Repeat each entry as written and leave the images out of the copy.

************

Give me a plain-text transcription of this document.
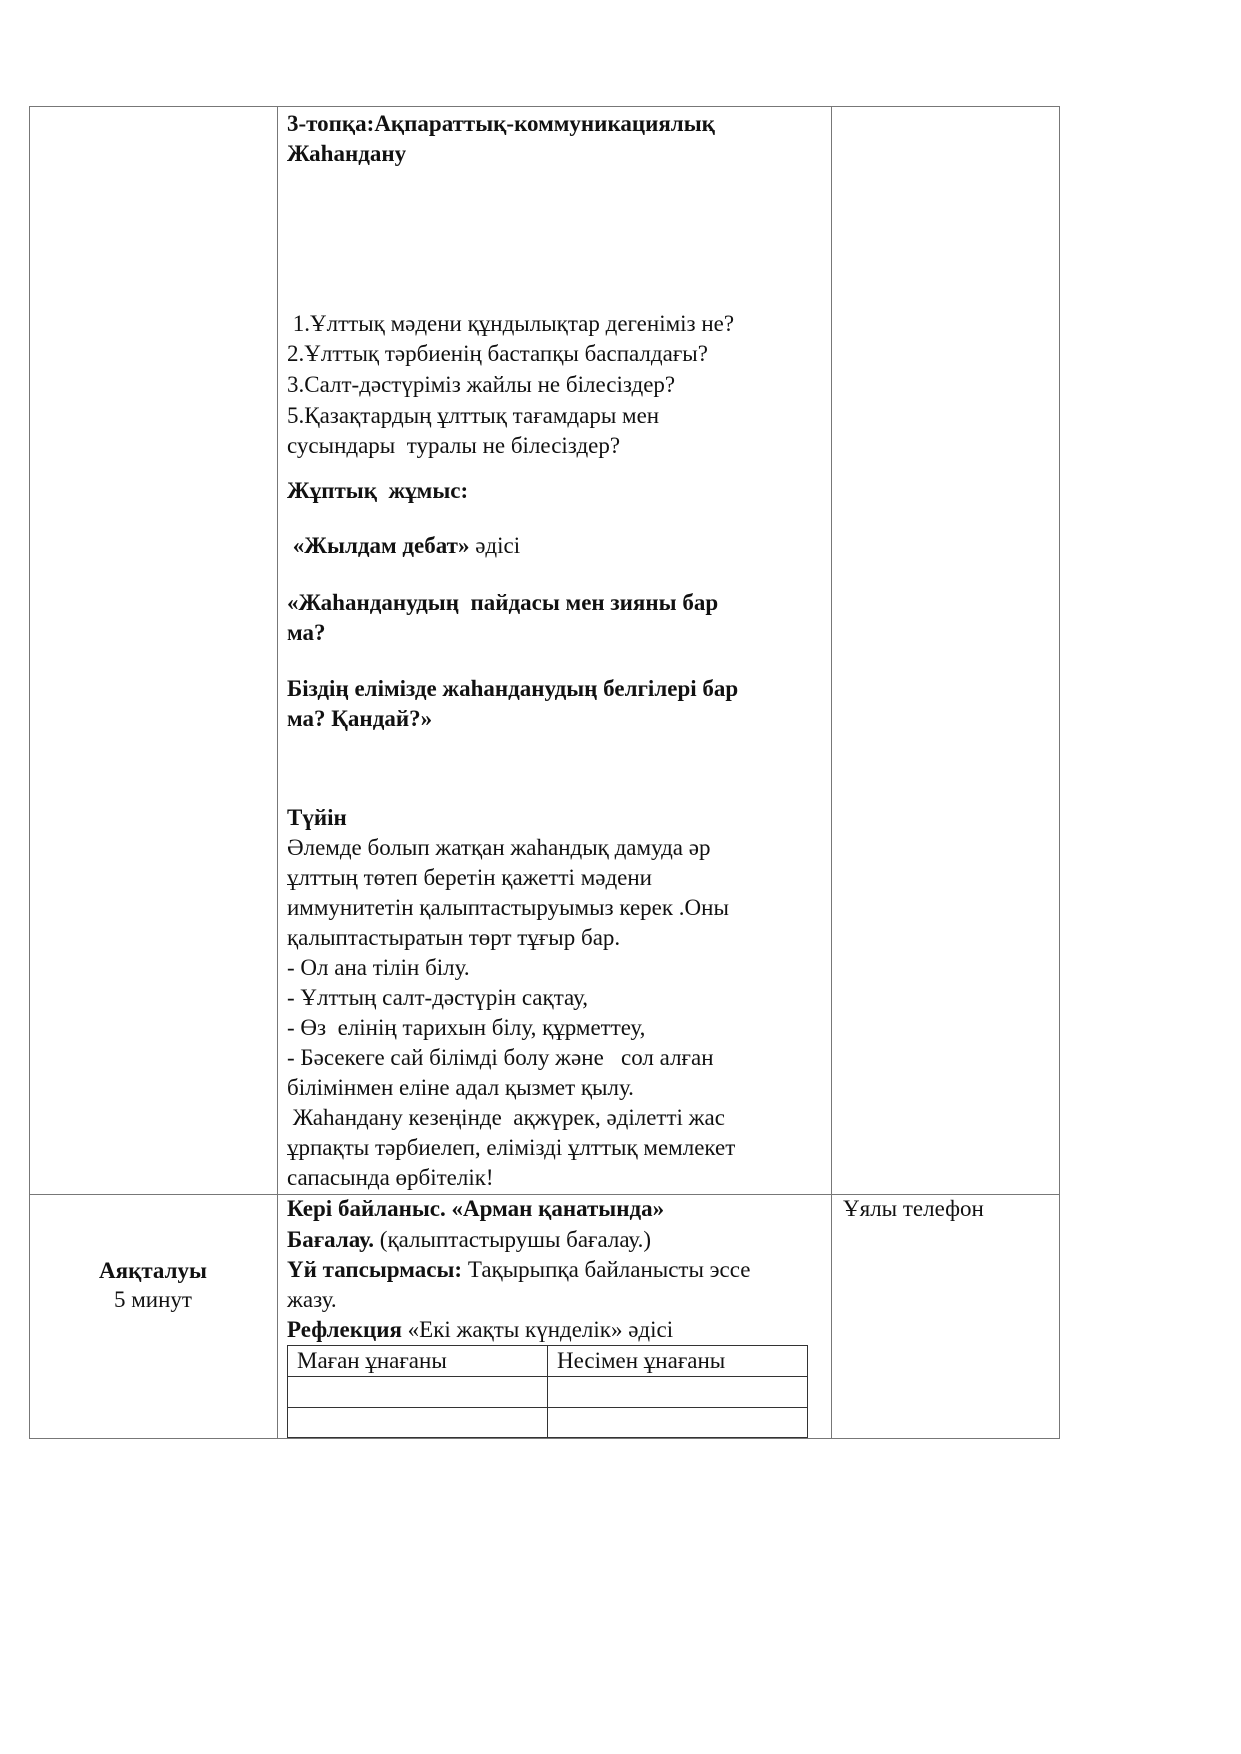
3-топқа:Ақпараттық-коммуникациялық
Жаһандану
1.Ұлттық мәдени құндылықтар дегеніміз не?
2.Ұлттық тәрбиенің бастапқы баспалдағы?
3.Салт-дәстүріміз жайлы не білесіздер?
5.Қазақтардың ұлттық тағамдары мен
сусындары  туралы не білесіздер?
Жұптық  жұмыс:
«Жылдам дебат» әдісі
«Жаһанданудың  пайдасы мен зияны бар
ма?
Біздің елімізде жаһанданудың белгілері бар
ма? Қандай?»
Түйін
Әлемде болып жатқан жаһандық дамуда әр
ұлттың төтеп беретін қажетті мәдени
иммунитетін қалыптастыруымыз керек .Оны
қалыптастыратын төрт тұғыр бар.
- Ол ана тілін білу.
- Ұлттың салт-дәстүрін сақтау,
- Өз  елінің тарихын білу, құрметтеу,
- Бәсекеге сай білімді болу және   сол алған
білімінмен еліне адал қызмет қылу.
Жаһандану кезеңінде  ақжүрек, әділетті жас
ұрпақты тәрбиелеп, елімізді ұлттық мемлекет
сапасында өрбітелік!
Аяқталуы
5 минут
Кері байланыс. «Арман қанатында»
Бағалау. (қалыптастырушы бағалау.)
Үй тапсырмасы: Тақырыпқа байланысты эссе
жазу.
Рефлекция «Екі жақты күнделік» әдісі
Маған ұнағаны	Несімен ұнағаны
Ұялы телефон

************

▶ _Answer in full_:
Give me a plain-text transcription of this document.
3-топқа:Ақпараттық-коммуникациялық
Жаһандану
1.Ұлттық мәдени құндылықтар дегеніміз не?
2.Ұлттық тәрбиенің бастапқы баспалдағы?
3.Салт-дәстүріміз жайлы не білесіздер?
5.Қазақтардың ұлттық тағамдары мен
сусындары  туралы не білесіздер?
Жұптық  жұмыс:
«Жылдам дебат» әдісі
«Жаһанданудың  пайдасы мен зияны бар
ма?
Біздің елімізде жаһанданудың белгілері бар
ма? Қандай?»
Түйін
Әлемде болып жатқан жаһандық дамуда әр
ұлттың төтеп беретін қажетті мәдени
иммунитетін қалыптастыруымыз керек .Оны
қалыптастыратын төрт тұғыр бар.
- Ол ана тілін білу.
- Ұлттың салт-дәстүрін сақтау,
- Өз  елінің тарихын білу, құрметтеу,
- Бәсекеге сай білімді болу және   сол алған
білімінмен еліне адал қызмет қылу.
Жаһандану кезеңінде  ақжүрек, әділетті жас
ұрпақты тәрбиелеп, елімізді ұлттық мемлекет
сапасында өрбітелік!
Аяқталуы
5 минут
Кері байланыс. «Арман қанатында»
Бағалау. (қалыптастырушы бағалау.)
Үй тапсырмасы: Тақырыпқа байланысты эссе
жазу.
Рефлекция «Екі жақты күнделік» әдісі
Маған ұнағаны	Несімен ұнағаны
Ұялы телефон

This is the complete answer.